* _What is being asked_
Type the records out again in full, exactly.

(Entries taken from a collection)

────────────────────────────────────────

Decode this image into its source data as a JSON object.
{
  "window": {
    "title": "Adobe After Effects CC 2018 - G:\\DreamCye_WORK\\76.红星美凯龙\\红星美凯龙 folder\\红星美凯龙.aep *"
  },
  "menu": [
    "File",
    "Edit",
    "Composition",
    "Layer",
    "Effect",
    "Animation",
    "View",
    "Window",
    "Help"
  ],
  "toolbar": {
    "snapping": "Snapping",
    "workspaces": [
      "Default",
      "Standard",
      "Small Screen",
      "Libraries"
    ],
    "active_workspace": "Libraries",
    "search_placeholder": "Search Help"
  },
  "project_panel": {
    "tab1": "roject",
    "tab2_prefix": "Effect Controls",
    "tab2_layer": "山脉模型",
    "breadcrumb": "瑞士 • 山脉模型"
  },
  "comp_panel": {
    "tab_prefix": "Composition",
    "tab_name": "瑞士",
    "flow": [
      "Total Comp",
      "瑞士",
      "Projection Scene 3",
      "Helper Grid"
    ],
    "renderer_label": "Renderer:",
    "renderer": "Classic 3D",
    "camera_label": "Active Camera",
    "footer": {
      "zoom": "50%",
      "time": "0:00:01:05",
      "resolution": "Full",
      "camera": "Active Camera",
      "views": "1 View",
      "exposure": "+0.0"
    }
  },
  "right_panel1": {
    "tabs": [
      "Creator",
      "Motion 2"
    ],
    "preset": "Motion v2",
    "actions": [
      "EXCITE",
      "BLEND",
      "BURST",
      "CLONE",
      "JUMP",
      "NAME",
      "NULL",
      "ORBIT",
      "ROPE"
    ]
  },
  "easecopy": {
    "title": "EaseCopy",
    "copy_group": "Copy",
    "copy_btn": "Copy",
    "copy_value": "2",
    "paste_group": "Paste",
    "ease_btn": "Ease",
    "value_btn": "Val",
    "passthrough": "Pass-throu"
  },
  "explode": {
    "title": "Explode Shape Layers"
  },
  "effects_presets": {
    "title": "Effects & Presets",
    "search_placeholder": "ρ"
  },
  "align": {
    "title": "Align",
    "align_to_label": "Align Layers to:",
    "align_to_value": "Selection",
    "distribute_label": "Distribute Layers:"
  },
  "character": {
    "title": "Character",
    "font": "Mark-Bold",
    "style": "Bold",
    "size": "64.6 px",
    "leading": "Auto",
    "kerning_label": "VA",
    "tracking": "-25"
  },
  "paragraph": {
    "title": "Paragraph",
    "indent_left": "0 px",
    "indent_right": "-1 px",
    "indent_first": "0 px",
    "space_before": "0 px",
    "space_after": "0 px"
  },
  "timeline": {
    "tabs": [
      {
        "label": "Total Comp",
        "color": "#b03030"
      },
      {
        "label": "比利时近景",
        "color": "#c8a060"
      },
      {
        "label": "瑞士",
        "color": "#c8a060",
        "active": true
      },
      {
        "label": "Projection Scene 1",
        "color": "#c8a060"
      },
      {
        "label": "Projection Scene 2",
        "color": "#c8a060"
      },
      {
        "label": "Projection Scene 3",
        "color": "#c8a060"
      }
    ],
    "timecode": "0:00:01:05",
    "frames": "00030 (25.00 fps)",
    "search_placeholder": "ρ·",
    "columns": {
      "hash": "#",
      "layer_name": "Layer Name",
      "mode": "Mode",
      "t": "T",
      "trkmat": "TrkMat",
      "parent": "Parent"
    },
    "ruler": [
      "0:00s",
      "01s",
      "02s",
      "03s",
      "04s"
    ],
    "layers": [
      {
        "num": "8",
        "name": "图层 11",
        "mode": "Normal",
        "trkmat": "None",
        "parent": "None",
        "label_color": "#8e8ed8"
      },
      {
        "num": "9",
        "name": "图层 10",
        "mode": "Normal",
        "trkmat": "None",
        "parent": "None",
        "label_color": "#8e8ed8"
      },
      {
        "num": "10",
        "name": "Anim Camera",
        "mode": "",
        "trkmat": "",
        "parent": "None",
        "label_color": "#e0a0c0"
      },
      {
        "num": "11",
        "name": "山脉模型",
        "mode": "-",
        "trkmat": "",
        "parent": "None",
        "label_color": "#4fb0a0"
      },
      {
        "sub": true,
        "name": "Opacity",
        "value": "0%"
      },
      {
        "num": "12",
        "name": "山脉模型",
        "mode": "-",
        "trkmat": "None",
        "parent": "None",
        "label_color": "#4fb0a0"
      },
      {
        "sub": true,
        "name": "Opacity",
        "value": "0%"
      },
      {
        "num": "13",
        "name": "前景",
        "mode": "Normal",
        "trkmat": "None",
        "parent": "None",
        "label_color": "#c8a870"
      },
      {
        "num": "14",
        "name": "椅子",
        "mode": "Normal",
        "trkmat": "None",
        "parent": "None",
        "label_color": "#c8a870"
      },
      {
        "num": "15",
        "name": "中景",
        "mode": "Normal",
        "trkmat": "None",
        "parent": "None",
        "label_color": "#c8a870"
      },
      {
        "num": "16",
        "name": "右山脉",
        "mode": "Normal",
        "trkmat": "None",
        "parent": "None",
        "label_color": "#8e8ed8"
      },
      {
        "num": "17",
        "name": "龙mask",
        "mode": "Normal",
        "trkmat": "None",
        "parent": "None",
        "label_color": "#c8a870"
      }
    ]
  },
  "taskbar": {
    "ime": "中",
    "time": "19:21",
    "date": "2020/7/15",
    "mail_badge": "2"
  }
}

────────────────────────────────────────

* _Exercise solution_
Decode this image into its source data as a JSON object.
{
  "window": {
    "title": "Adobe After Effects CC 2018 - G:\\DreamCye_WORK\\76.红星美凯龙\\红星美凯龙 folder\\红星美凯龙.aep *"
  },
  "menu": [
    "File",
    "Edit",
    "Composition",
    "Layer",
    "Effect",
    "Animation",
    "View",
    "Window",
    "Help"
  ],
  "toolbar": {
    "snapping": "Snapping",
    "workspaces": [
      "Default",
      "Standard",
      "Small Screen",
      "Libraries"
    ],
    "active_workspace": "Libraries",
    "search_placeholder": "Search Help"
  },
  "project_panel": {
    "tab1": "roject",
    "tab2_prefix": "Effect Controls",
    "tab2_layer": "山脉模型",
    "breadcrumb": "瑞士 • 山脉模型"
  },
  "comp_panel": {
    "tab_prefix": "Composition",
    "tab_name": "瑞士",
    "flow": [
      "Total Comp",
      "瑞士",
      "Projection Scene 3",
      "Helper Grid"
    ],
    "renderer_label": "Renderer:",
    "renderer": "Classic 3D",
    "camera_label": "Active Camera",
    "footer": {
      "zoom": "50%",
      "time": "0:00:01:05",
      "resolution": "Full",
      "camera": "Active Camera",
      "views": "1 View",
      "exposure": "+0.0"
    }
  },
  "right_panel1": {
    "tabs": [
      "Creator",
      "Motion 2"
    ],
    "preset": "Motion v2",
    "actions": [
      "EXCITE",
      "BLEND",
      "BURST",
      "CLONE",
      "JUMP",
      "NAME",
      "NULL",
      "ORBIT",
      "ROPE"
    ]
  },
  "easecopy": {
    "title": "EaseCopy",
    "copy_group": "Copy",
    "copy_btn": "Copy",
    "copy_value": "2",
    "paste_group": "Paste",
    "ease_btn": "Ease",
    "value_btn": "Val",
    "passthrough": "Pass-throu"
  },
  "explode": {
    "title": "Explode Shape Layers"
  },
  "effects_presets": {
    "title": "Effects & Presets",
    "search_placeholder": "ρ"
  },
  "align": {
    "title": "Align",
    "align_to_label": "Align Layers to:",
    "align_to_value": "Selection",
    "distribute_label": "Distribute Layers:"
  },
  "character": {
    "title": "Character",
    "font": "Mark-Bold",
    "style": "Bold",
    "size": "64.6 px",
    "leading": "Auto",
    "kerning_label": "VA",
    "tracking": "-25"
  },
  "paragraph": {
    "title": "Paragraph",
    "indent_left": "0 px",
    "indent_right": "-1 px",
    "indent_first": "0 px",
    "space_before": "0 px",
    "space_after": "0 px"
  },
  "timeline": {
    "tabs": [
      {
        "label": "Total Comp",
        "color": "#b03030"
      },
      {
        "label": "比利时近景",
        "color": "#c8a060"
      },
      {
        "label": "瑞士",
        "color": "#c8a060",
        "active": true
      },
      {
        "label": "Projection Scene 1",
        "color": "#c8a060"
      },
      {
        "label": "Projection Scene 2",
        "color": "#c8a060"
      },
      {
        "label": "Projection Scene 3",
        "color": "#c8a060"
      }
    ],
    "timecode": "0:00:01:05",
    "frames": "00030 (25.00 fps)",
    "search_placeholder": "ρ·",
    "columns": {
      "hash": "#",
      "layer_name": "Layer Name",
      "mode": "Mode",
      "t": "T",
      "trkmat": "TrkMat",
      "parent": "Parent"
    },
    "ruler": [
      "0:00s",
      "01s",
      "02s",
      "03s",
      "04s"
    ],
    "layers": [
      {
        "num": "8",
        "name": "图层 11",
        "mode": "Normal",
        "trkmat": "None",
        "parent": "None",
        "label_color": "#8e8ed8"
      },
      {
        "num": "9",
        "name": "图层 10",
        "mode": "Normal",
        "trkmat": "None",
        "parent": "None",
        "label_color": "#8e8ed8"
      },
      {
        "num": "10",
        "name": "Anim Camera",
        "mode": "",
        "trkmat": "",
        "parent": "None",
        "label_color": "#e0a0c0"
      },
      {
        "num": "11",
        "name": "山脉模型",
        "mode": "-",
        "trkmat": "",
        "parent": "None",
        "label_color": "#4fb0a0"
      },
      {
        "sub": true,
        "name": "Opacity",
        "value": "0%"
      },
      {
        "num": "12",
        "name": "山脉模型",
        "mode": "-",
        "trkmat": "None",
        "parent": "None",
        "label_color": "#4fb0a0"
      },
      {
        "sub": true,
        "name": "Opacity",
        "value": "0%"
      },
      {
        "num": "13",
        "name": "前景",
        "mode": "Normal",
        "trkmat": "None",
        "parent": "None",
        "label_color": "#c8a870"
      },
      {
        "num": "14",
        "name": "椅子",
        "mode": "Normal",
        "trkmat": "None",
        "parent": "None",
        "label_color": "#c8a870"
      },
      {
        "num": "15",
        "name": "中景",
        "mode": "Normal",
        "trkmat": "None",
        "parent": "None",
        "label_color": "#c8a870"
      },
      {
        "num": "16",
        "name": "右山脉",
        "mode": "Normal",
        "trkmat": "None",
        "parent": "None",
        "label_color": "#8e8ed8"
      },
      {
        "num": "17",
        "name": "龙mask",
        "mode": "Normal",
        "trkmat": "None",
        "parent": "None",
        "label_color": "#c8a870"
      }
    ]
  },
  "taskbar": {
    "ime": "中",
    "time": "19:21",
    "date": "2020/7/15",
    "mail_badge": "2"
  }
}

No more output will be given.